Assemble all lines in which the string "arrow" appears.
···
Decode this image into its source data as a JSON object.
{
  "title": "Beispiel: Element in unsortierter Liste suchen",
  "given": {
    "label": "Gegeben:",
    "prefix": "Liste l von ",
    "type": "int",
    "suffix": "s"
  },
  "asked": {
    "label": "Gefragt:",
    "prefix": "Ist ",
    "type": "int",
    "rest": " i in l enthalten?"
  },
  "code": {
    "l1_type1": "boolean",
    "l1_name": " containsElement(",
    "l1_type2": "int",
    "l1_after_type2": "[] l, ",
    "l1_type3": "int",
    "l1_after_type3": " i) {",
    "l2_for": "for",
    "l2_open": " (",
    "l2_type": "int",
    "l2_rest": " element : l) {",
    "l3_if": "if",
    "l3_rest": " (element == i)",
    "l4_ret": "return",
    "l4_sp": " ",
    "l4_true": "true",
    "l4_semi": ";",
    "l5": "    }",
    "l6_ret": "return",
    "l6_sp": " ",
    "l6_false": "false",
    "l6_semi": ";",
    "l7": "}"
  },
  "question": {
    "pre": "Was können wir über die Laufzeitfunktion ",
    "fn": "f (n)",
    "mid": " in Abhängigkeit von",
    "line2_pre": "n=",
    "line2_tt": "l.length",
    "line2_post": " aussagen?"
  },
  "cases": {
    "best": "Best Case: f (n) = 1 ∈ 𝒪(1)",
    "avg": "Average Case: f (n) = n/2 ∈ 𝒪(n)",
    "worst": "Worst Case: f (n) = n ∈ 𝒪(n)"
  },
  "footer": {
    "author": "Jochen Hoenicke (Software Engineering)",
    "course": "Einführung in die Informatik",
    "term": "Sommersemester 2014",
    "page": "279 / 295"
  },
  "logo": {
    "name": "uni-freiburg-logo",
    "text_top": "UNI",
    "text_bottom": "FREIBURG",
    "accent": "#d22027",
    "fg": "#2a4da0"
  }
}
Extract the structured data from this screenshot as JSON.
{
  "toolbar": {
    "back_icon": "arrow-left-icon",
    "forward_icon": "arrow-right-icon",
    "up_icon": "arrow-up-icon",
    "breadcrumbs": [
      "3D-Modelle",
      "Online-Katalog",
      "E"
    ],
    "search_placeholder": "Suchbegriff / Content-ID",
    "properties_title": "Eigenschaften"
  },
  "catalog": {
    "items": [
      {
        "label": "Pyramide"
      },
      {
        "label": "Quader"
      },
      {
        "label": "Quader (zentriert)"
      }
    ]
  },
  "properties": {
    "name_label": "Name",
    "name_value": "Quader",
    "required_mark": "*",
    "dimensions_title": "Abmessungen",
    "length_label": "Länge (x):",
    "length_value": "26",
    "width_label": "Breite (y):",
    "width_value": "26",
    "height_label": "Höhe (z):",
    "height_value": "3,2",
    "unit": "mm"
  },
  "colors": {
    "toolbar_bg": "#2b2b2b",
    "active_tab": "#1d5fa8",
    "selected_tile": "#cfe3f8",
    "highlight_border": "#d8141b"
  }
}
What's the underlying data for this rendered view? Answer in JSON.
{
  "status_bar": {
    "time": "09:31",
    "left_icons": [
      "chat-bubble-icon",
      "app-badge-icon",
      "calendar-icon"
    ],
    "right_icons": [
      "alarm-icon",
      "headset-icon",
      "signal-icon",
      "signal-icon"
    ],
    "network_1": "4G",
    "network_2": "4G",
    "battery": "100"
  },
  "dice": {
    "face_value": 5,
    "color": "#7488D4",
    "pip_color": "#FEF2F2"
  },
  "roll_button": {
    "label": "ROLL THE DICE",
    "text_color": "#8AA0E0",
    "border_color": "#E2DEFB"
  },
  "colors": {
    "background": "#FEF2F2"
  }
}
···
▸ WRITTEN SOLUTION
    "back_icon": "arrow-left-icon",
    "forward_icon": "arrow-right-icon",
    "up_icon": "arrow-up-icon",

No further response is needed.